#### Exercise brief:
Please tally the lines of the listing that hold the string "porckorongsérv", and reply with that total only.

#### Source material ####

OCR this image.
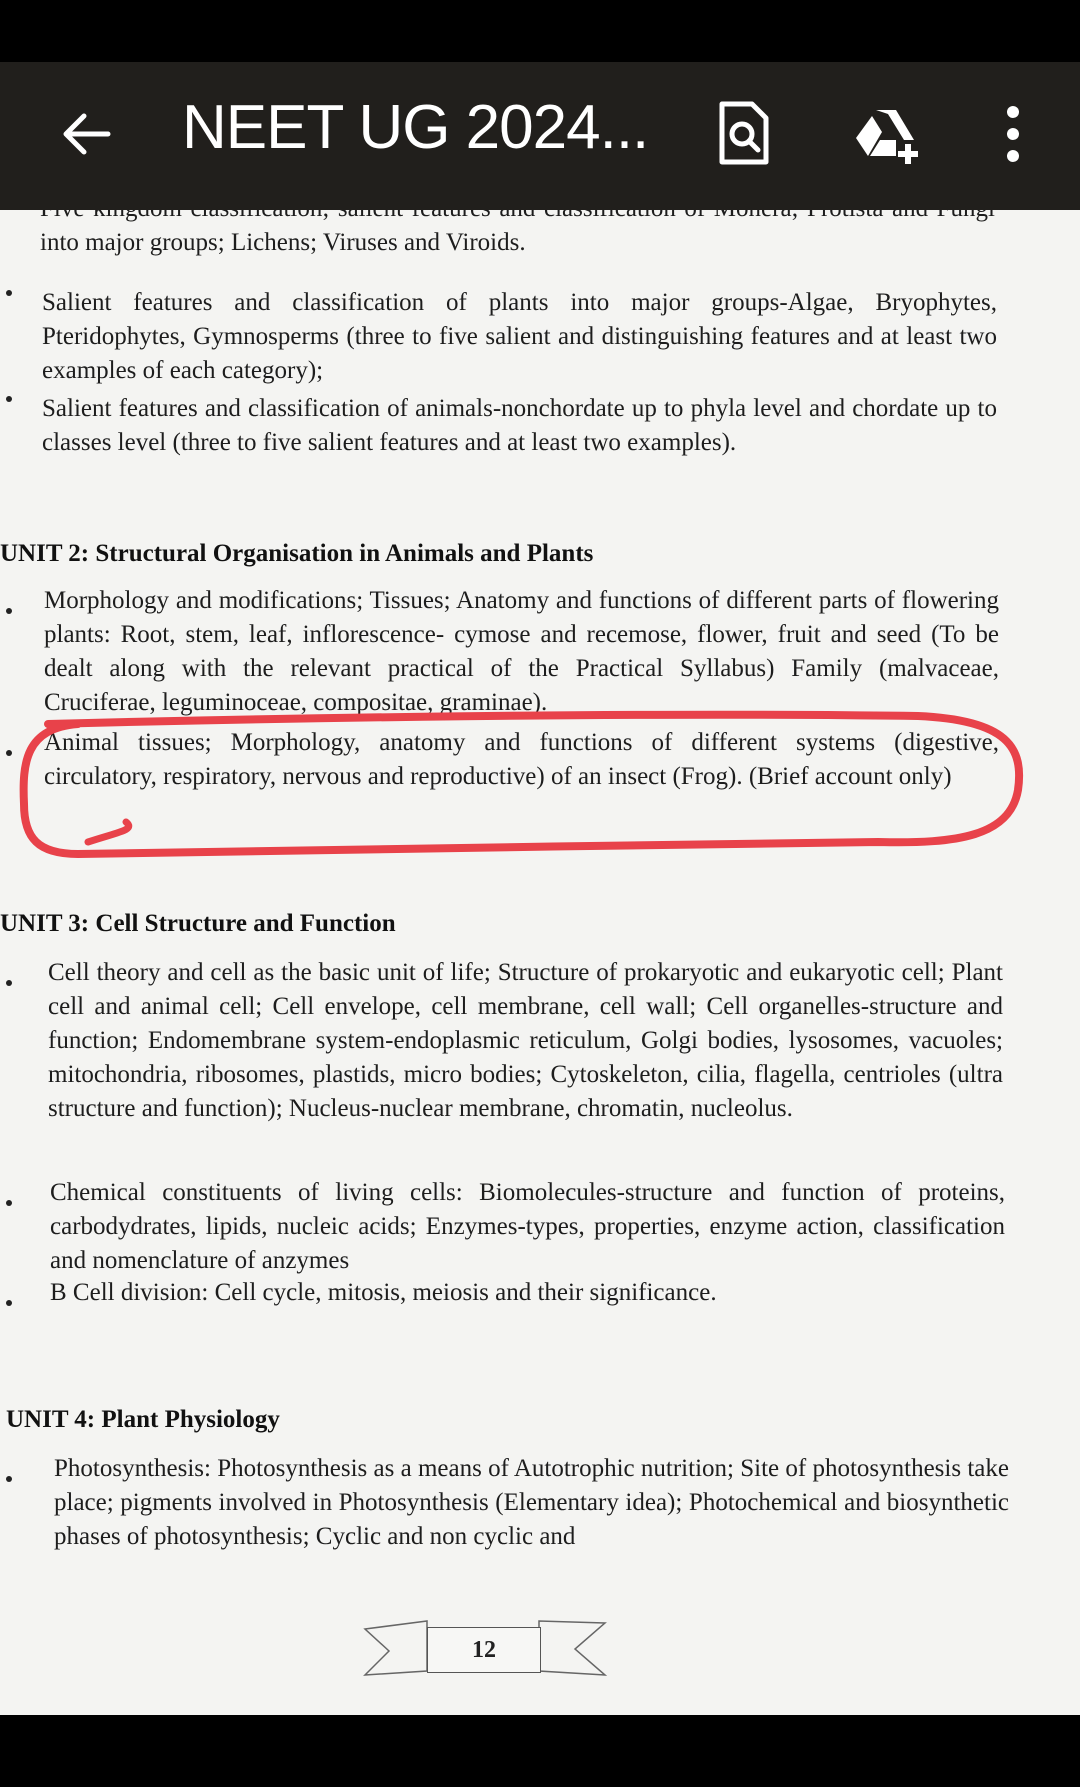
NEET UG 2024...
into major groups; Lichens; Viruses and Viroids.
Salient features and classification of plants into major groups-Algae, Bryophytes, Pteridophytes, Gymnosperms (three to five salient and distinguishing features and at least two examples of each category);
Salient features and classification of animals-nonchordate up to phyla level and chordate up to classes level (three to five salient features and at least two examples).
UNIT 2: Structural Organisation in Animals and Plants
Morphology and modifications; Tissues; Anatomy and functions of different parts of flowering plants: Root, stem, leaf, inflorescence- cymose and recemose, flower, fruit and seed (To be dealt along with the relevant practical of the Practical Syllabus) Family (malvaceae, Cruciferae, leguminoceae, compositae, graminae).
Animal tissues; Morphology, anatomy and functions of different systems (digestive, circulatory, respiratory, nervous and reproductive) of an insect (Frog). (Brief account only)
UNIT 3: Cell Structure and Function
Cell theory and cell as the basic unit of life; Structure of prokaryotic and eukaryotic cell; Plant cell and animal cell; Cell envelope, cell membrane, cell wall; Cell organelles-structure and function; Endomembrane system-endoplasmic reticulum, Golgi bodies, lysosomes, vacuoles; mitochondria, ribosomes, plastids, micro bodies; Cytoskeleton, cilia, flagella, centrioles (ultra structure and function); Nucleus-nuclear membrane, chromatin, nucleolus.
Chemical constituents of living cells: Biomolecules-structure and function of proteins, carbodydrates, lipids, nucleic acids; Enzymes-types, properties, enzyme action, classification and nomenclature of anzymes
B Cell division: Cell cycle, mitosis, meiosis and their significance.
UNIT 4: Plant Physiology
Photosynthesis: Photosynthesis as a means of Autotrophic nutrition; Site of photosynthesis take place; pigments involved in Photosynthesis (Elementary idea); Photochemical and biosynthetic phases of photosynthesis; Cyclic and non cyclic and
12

####
#### Source material ####

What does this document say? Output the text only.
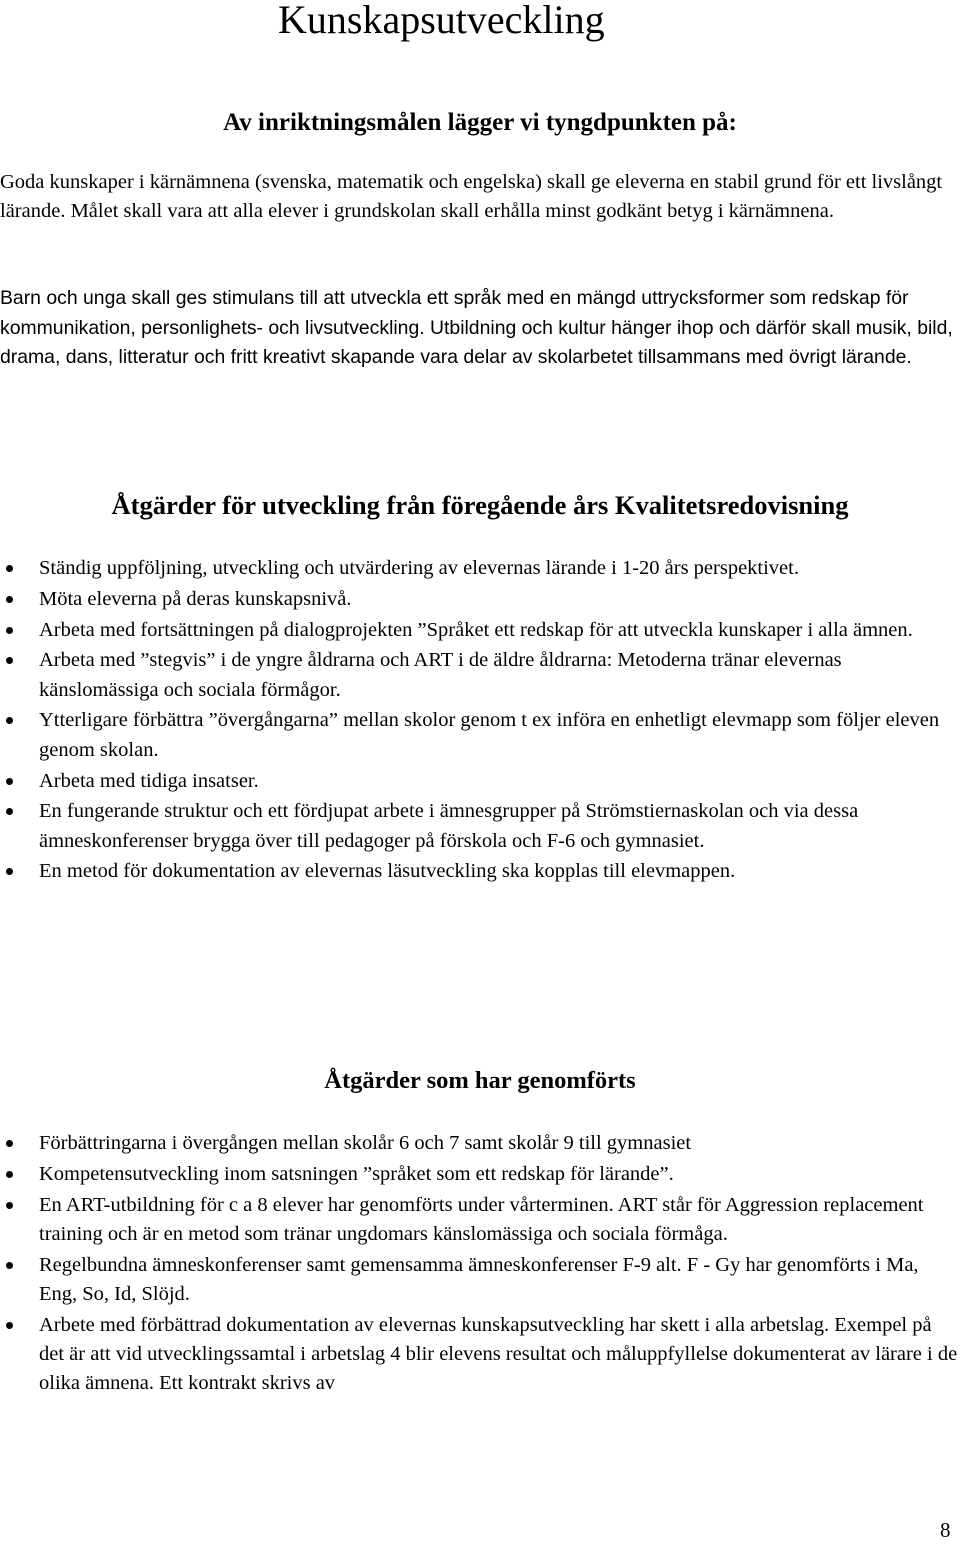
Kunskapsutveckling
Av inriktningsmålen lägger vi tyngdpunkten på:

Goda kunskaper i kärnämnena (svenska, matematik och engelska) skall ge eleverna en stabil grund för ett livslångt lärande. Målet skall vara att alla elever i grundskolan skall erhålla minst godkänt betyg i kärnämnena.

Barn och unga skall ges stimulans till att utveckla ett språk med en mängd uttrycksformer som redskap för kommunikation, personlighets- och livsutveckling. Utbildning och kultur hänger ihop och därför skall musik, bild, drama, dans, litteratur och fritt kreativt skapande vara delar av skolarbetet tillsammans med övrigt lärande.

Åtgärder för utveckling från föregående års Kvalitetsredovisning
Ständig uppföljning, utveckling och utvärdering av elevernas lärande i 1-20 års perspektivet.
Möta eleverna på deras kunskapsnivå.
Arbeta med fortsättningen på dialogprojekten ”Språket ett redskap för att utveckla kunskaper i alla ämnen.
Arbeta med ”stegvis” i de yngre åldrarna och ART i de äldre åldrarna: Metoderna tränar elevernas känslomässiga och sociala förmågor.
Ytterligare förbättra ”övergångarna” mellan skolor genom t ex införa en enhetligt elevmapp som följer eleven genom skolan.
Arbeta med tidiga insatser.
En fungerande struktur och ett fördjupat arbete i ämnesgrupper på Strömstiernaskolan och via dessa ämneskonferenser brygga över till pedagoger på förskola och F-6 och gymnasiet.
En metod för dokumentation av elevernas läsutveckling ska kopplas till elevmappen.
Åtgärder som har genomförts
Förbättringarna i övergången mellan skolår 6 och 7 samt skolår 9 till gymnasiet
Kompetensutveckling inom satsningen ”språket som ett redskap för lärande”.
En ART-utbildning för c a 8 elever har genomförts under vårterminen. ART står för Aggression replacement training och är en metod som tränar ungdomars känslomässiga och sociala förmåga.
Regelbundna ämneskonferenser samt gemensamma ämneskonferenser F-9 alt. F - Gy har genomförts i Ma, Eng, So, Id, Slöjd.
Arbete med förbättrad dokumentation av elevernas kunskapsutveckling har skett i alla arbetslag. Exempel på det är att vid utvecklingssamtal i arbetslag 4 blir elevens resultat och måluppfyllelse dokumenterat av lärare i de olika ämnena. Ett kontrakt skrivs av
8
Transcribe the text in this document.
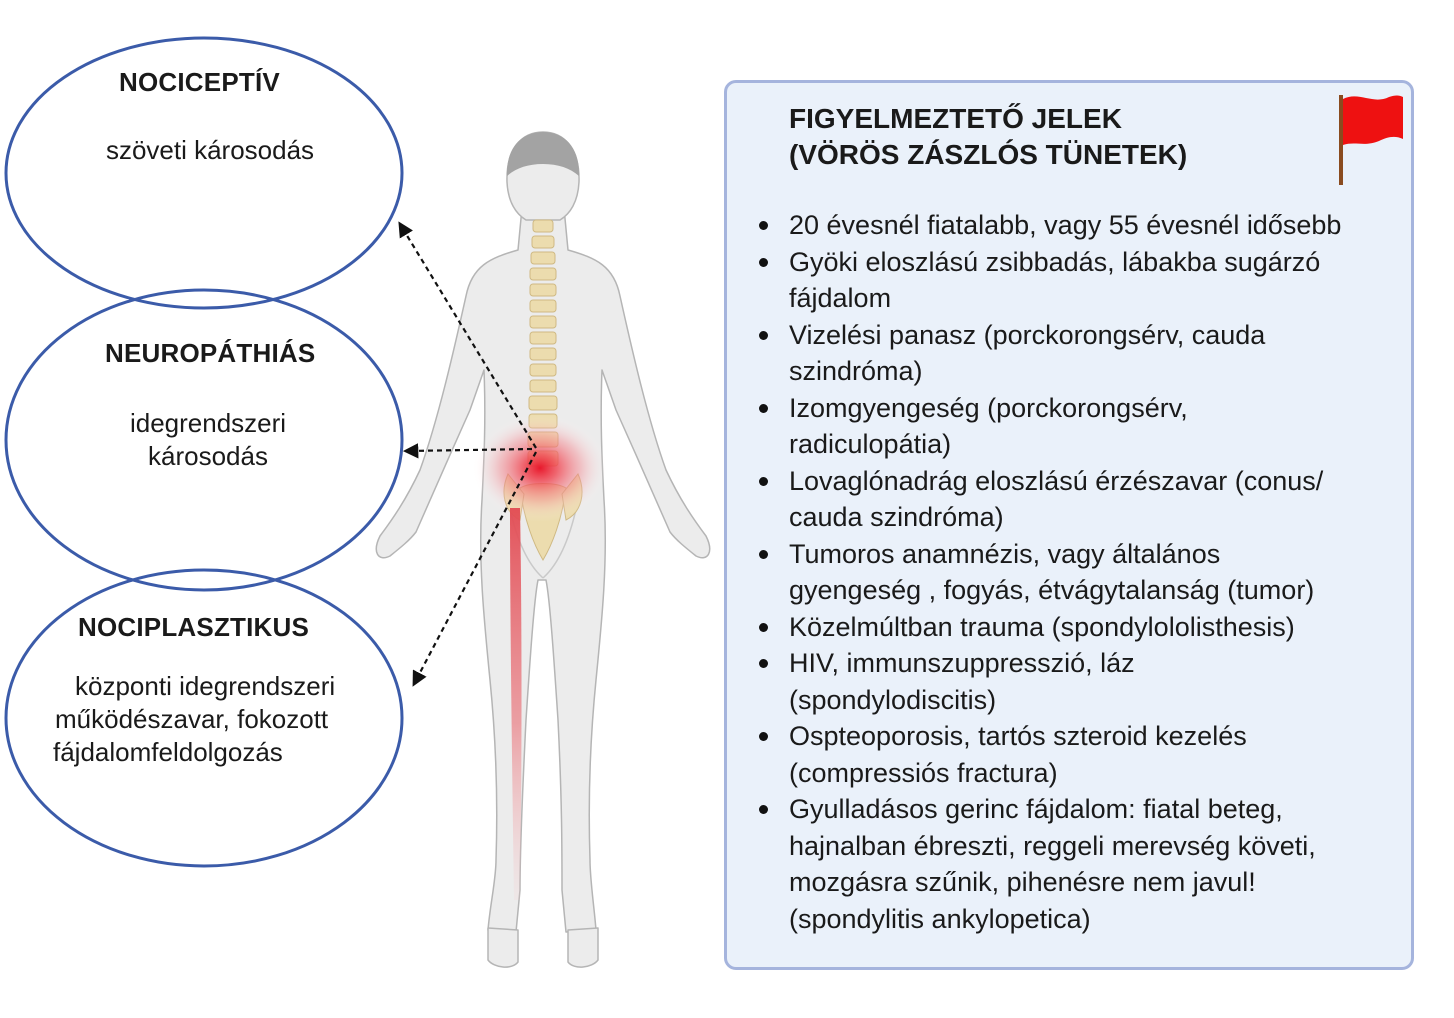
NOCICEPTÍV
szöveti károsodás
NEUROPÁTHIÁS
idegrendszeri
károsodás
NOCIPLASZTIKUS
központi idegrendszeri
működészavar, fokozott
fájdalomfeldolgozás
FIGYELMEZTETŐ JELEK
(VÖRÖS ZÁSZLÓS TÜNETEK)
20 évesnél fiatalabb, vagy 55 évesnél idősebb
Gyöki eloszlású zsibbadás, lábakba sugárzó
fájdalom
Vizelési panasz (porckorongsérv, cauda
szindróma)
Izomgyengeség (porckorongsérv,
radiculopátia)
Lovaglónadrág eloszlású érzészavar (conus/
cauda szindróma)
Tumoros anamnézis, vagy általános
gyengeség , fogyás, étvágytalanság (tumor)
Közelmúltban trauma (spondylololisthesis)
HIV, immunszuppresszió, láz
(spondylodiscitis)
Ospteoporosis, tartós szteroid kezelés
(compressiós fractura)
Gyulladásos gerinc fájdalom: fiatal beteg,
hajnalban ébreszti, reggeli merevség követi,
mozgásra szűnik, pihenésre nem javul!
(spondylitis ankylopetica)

####
#### Source material ####

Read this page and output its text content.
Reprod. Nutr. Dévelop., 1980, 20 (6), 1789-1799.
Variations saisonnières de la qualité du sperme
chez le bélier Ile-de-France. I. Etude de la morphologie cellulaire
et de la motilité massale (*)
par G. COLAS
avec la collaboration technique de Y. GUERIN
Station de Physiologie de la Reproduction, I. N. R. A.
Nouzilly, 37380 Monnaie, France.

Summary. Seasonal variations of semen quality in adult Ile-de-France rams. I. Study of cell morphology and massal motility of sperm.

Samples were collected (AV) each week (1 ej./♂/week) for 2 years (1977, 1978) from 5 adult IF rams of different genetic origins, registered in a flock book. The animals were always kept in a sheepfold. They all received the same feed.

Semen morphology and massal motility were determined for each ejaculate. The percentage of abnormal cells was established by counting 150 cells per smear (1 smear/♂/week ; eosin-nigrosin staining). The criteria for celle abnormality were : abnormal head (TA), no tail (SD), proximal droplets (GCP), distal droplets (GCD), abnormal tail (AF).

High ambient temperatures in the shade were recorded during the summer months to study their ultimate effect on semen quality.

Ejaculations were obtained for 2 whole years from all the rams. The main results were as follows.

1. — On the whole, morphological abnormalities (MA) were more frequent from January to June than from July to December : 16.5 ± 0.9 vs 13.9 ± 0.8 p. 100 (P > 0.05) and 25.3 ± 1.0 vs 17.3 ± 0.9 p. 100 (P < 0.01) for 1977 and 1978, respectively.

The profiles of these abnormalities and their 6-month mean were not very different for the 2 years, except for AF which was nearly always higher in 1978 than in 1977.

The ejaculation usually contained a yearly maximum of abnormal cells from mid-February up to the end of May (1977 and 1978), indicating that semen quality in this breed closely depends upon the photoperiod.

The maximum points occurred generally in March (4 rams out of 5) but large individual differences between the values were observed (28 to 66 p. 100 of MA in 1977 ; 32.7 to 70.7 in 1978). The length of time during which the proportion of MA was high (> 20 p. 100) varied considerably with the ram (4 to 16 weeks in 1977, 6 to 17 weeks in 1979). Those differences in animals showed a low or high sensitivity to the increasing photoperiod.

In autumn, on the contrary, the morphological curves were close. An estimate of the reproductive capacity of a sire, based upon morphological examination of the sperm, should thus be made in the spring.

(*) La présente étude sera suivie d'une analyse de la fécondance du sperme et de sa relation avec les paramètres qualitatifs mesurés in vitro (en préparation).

####

#### Response to this task:
2